REQUIREMENT → Can you copy each of the following records word for word, without changing anything?

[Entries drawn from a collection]
====================
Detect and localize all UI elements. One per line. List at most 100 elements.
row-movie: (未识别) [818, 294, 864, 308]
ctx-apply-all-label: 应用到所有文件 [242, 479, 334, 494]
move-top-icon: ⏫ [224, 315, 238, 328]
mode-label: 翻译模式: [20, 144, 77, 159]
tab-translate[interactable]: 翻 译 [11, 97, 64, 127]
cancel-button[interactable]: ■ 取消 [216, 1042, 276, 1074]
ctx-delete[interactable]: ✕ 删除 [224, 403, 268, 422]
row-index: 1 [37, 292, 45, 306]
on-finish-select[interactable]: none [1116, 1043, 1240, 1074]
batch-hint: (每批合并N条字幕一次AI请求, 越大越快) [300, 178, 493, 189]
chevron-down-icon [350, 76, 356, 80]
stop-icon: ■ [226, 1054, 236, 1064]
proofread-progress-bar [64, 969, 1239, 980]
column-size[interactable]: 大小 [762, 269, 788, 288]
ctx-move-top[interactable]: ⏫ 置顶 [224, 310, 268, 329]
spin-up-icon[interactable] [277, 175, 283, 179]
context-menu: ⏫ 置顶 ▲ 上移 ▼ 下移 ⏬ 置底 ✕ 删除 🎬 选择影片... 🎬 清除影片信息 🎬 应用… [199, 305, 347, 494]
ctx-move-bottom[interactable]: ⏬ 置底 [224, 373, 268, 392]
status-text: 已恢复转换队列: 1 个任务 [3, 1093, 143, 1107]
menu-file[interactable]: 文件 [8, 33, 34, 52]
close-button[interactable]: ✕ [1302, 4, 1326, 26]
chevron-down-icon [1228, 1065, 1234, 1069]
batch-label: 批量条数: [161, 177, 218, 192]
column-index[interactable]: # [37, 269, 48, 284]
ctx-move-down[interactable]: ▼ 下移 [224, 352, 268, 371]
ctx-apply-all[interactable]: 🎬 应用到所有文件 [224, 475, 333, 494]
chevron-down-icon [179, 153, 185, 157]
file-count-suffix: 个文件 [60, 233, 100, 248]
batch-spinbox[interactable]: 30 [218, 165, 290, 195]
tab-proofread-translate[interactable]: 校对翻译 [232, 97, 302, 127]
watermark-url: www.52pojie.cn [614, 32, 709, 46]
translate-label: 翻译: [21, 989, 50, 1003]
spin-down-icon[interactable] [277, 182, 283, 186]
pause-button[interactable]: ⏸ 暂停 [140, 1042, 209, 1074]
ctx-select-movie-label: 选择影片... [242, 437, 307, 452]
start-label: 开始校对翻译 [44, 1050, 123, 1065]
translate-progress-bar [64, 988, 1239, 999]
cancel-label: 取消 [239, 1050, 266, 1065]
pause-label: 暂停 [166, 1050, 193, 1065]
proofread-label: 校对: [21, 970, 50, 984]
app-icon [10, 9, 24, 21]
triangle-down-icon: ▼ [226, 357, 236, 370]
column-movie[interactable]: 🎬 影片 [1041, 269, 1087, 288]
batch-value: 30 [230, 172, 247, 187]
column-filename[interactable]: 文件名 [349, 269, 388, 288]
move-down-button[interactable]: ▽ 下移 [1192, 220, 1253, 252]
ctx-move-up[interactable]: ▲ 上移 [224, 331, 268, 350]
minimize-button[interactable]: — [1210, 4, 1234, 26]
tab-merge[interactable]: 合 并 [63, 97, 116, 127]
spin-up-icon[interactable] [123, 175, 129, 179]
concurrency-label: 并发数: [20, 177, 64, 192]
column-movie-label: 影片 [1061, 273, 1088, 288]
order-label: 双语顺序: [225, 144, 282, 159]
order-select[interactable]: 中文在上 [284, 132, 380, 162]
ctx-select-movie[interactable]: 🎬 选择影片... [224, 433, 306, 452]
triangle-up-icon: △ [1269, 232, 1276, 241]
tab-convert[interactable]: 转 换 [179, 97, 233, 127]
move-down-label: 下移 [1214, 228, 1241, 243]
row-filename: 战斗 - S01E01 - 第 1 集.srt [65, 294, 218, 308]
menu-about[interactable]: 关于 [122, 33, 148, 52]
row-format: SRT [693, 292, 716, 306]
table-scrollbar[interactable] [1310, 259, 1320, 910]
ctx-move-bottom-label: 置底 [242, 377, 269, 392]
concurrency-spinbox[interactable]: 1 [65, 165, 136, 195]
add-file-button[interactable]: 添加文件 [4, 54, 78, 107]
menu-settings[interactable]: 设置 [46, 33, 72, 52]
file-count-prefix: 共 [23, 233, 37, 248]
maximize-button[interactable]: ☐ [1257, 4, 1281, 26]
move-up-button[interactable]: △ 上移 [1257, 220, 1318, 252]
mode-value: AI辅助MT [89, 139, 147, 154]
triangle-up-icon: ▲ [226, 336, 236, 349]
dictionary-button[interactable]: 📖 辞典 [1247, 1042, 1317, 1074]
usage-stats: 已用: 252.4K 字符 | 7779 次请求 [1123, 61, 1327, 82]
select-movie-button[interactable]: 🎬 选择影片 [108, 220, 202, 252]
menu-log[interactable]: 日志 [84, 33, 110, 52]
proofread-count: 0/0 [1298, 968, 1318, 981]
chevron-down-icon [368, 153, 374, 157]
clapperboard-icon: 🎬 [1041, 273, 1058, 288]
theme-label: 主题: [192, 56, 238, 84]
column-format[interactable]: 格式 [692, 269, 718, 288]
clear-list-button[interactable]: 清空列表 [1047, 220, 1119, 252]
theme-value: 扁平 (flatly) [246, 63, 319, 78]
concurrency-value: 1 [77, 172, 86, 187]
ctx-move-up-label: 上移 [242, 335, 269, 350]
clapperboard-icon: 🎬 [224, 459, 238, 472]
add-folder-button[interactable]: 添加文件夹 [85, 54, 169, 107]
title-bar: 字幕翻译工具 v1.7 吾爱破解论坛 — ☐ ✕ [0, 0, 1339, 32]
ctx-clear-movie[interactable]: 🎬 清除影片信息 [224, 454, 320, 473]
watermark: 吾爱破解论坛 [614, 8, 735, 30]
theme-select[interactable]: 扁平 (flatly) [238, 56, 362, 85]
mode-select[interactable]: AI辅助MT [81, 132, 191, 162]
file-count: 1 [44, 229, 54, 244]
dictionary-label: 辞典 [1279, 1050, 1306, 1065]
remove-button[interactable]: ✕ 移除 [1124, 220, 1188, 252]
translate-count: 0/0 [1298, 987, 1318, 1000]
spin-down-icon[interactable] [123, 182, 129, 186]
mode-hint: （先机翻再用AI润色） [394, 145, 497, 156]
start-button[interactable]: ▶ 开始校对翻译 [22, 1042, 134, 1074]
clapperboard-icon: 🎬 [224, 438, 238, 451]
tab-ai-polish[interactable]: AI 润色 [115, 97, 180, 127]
====================
EXERCISE RESULT →
Detect and localize all UI elements. One per line. List at most 100 elements.
row-movie: (未识别) [818, 294, 864, 308]
ctx-apply-all-label: 应用到所有文件 [242, 479, 334, 494]
move-top-icon: ⏫ [224, 315, 238, 328]
mode-label: 翻译模式: [20, 144, 77, 159]
tab-translate[interactable]: 翻 译 [11, 97, 64, 127]
cancel-button[interactable]: ■ 取消 [216, 1042, 276, 1074]
ctx-delete[interactable]: ✕ 删除 [224, 403, 268, 422]
row-index: 1 [37, 292, 45, 306]
on-finish-select[interactable]: none [1116, 1043, 1240, 1074]
batch-hint: (每批合并N条字幕一次AI请求, 越大越快) [300, 178, 493, 189]
chevron-down-icon [350, 76, 356, 80]
stop-icon: ■ [226, 1054, 236, 1064]
proofread-progress-bar [64, 969, 1239, 980]
column-size[interactable]: 大小 [762, 269, 788, 288]
ctx-move-top[interactable]: ⏫ 置顶 [224, 310, 268, 329]
spin-up-icon[interactable] [277, 175, 283, 179]
context-menu: ⏫ 置顶 ▲ 上移 ▼ 下移 ⏬ 置底 ✕ 删除 🎬 选择影片... 🎬 清除影片信息 🎬 应用… [199, 305, 347, 494]
ctx-move-bottom[interactable]: ⏬ 置底 [224, 373, 268, 392]
status-text: 已恢复转换队列: 1 个任务 [3, 1093, 143, 1107]
menu-file[interactable]: 文件 [8, 33, 34, 52]
close-button[interactable]: ✕ [1302, 4, 1326, 26]
chevron-down-icon [1228, 1065, 1234, 1069]
batch-label: 批量条数: [161, 177, 218, 192]
column-index[interactable]: # [37, 269, 48, 284]
ctx-move-down[interactable]: ▼ 下移 [224, 352, 268, 371]
ctx-apply-all[interactable]: 🎬 应用到所有文件 [224, 475, 333, 494]
chevron-down-icon [179, 153, 185, 157]
file-count-suffix: 个文件 [60, 233, 100, 248]
batch-spinbox[interactable]: 30 [218, 165, 290, 195]
tab-proofread-translate[interactable]: 校对翻译 [232, 97, 302, 127]
watermark-url: www.52pojie.cn [614, 32, 709, 46]
translate-label: 翻译: [21, 989, 50, 1003]
spin-down-icon[interactable] [277, 182, 283, 186]
pause-button[interactable]: ⏸ 暂停 [140, 1042, 209, 1074]
ctx-select-movie-label: 选择影片... [242, 437, 307, 452]
start-label: 开始校对翻译 [44, 1050, 123, 1065]
translate-progress-bar [64, 988, 1239, 999]
cancel-label: 取消 [239, 1050, 266, 1065]
pause-label: 暂停 [166, 1050, 193, 1065]
proofread-label: 校对: [21, 970, 50, 984]
app-icon [10, 9, 24, 21]
triangle-down-icon: ▼ [226, 357, 236, 370]
column-movie[interactable]: 🎬 影片 [1041, 269, 1087, 288]
batch-value: 30 [230, 172, 247, 187]
column-filename[interactable]: 文件名 [349, 269, 388, 288]
move-down-button[interactable]: ▽ 下移 [1192, 220, 1253, 252]
ctx-move-up[interactable]: ▲ 上移 [224, 331, 268, 350]
minimize-button[interactable]: — [1210, 4, 1234, 26]
tab-merge[interactable]: 合 并 [63, 97, 116, 127]
spin-up-icon[interactable] [123, 175, 129, 179]
concurrency-label: 并发数: [20, 177, 64, 192]
column-movie-label: 影片 [1061, 273, 1088, 288]
order-label: 双语顺序: [225, 144, 282, 159]
order-select[interactable]: 中文在上 [284, 132, 380, 162]
ctx-select-movie[interactable]: 🎬 选择影片... [224, 433, 306, 452]
triangle-up-icon: △ [1269, 232, 1276, 241]
tab-convert[interactable]: 转 换 [179, 97, 233, 127]
move-down-label: 下移 [1214, 228, 1241, 243]
row-filename: 战斗 - S01E01 - 第 1 集.srt [65, 294, 218, 308]
menu-about[interactable]: 关于 [122, 33, 148, 52]
row-format: SRT [693, 292, 716, 306]
table-scrollbar[interactable] [1310, 259, 1320, 910]
ctx-move-bottom-label: 置底 [242, 377, 269, 392]
concurrency-spinbox[interactable]: 1 [65, 165, 136, 195]
add-file-button[interactable]: 添加文件 [4, 54, 78, 107]
menu-settings[interactable]: 设置 [46, 33, 72, 52]
file-count-prefix: 共 [23, 233, 37, 248]
maximize-button[interactable]: ☐ [1257, 4, 1281, 26]
move-up-button[interactable]: △ 上移 [1257, 220, 1318, 252]
mode-value: AI辅助MT [89, 139, 147, 154]
triangle-up-icon: ▲ [226, 336, 236, 349]
dictionary-button[interactable]: 📖 辞典 [1247, 1042, 1317, 1074]
usage-stats: 已用: 252.4K 字符 | 7779 次请求 [1123, 61, 1327, 82]
select-movie-button[interactable]: 🎬 选择影片 [108, 220, 202, 252]
menu-log[interactable]: 日志 [84, 33, 110, 52]
proofread-count: 0/0 [1298, 968, 1318, 981]
chevron-down-icon [368, 153, 374, 157]
clapperboard-icon: 🎬 [1041, 273, 1058, 288]
theme-label: 主题: [192, 56, 238, 84]
column-format[interactable]: 格式 [692, 269, 718, 288]
clear-list-button[interactable]: 清空列表 [1047, 220, 1119, 252]
theme-value: 扁平 (flatly) [246, 63, 319, 78]
concurrency-value: 1 [77, 172, 86, 187]
ctx-move-up-label: 上移 [242, 335, 269, 350]
clapperboard-icon: 🎬 [224, 459, 238, 472]
add-folder-button[interactable]: 添加文件夹 [85, 54, 169, 107]
title-bar: 字幕翻译工具 v1.7 吾爱破解论坛 — ☐ ✕ [0, 0, 1339, 32]
ctx-clear-movie[interactable]: 🎬 清除影片信息 [224, 454, 320, 473]
watermark: 吾爱破解论坛 [614, 8, 735, 30]
theme-select[interactable]: 扁平 (flatly) [238, 56, 362, 85]
mode-select[interactable]: AI辅助MT [81, 132, 191, 162]
file-count: 1 [44, 229, 54, 244]
dictionary-label: 辞典 [1279, 1050, 1306, 1065]
remove-button[interactable]: ✕ 移除 [1124, 220, 1188, 252]
translate-count: 0/0 [1298, 987, 1318, 1000]
spin-down-icon[interactable] [123, 182, 129, 186]
mode-hint: （先机翻再用AI润色） [394, 145, 497, 156]
start-button[interactable]: ▶ 开始校对翻译 [22, 1042, 134, 1074]
clapperboard-icon: 🎬 [224, 438, 238, 451]
tab-ai-polish[interactable]: AI 润色 [115, 97, 180, 127]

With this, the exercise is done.